--- START ---

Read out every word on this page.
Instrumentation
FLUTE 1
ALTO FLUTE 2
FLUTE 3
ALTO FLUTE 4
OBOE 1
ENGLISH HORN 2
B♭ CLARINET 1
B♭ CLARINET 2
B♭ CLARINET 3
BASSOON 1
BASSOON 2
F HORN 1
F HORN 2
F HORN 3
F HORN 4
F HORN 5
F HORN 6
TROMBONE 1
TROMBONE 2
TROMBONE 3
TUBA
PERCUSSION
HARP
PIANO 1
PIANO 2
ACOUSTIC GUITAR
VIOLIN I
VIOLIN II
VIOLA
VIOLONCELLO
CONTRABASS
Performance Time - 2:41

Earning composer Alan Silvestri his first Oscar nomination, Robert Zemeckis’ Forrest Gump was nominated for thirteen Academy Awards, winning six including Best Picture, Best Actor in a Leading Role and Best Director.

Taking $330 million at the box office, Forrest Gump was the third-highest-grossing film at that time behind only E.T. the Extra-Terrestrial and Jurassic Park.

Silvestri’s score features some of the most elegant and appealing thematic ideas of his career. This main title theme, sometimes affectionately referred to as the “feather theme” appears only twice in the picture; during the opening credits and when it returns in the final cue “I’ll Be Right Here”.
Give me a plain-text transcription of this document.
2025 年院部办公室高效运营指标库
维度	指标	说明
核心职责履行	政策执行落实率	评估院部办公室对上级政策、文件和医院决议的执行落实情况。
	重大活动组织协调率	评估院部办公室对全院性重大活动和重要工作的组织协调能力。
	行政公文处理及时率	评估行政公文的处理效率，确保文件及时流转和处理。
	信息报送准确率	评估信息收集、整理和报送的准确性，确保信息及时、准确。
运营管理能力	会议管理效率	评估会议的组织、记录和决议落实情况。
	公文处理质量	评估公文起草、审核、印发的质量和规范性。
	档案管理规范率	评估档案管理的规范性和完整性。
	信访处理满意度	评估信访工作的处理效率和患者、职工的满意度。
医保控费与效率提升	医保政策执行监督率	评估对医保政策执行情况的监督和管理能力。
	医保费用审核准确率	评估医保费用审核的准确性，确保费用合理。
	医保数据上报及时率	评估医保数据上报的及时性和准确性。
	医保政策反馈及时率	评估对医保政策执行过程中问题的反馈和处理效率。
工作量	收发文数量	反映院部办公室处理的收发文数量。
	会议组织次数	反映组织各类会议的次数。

--- END ---

§ Exercise goal: Take the lines from the one containing "Give me a plain-text" to the last line of the material above and write them out exactly.

§ Final answer:
Give me a plain-text transcription of this document.
2025 年院部办公室高效运营指标库
维度	指标	说明
核心职责履行	政策执行落实率	评估院部办公室对上级政策、文件和医院决议的执行落实情况。
	重大活动组织协调率	评估院部办公室对全院性重大活动和重要工作的组织协调能力。
	行政公文处理及时率	评估行政公文的处理效率，确保文件及时流转和处理。
	信息报送准确率	评估信息收集、整理和报送的准确性，确保信息及时、准确。
运营管理能力	会议管理效率	评估会议的组织、记录和决议落实情况。
	公文处理质量	评估公文起草、审核、印发的质量和规范性。
	档案管理规范率	评估档案管理的规范性和完整性。
	信访处理满意度	评估信访工作的处理效率和患者、职工的满意度。
医保控费与效率提升	医保政策执行监督率	评估对医保政策执行情况的监督和管理能力。
	医保费用审核准确率	评估医保费用审核的准确性，确保费用合理。
	医保数据上报及时率	评估医保数据上报的及时性和准确性。
	医保政策反馈及时率	评估对医保政策执行过程中问题的反馈和处理效率。
工作量	收发文数量	反映院部办公室处理的收发文数量。
	会议组织次数	反映组织各类会议的次数。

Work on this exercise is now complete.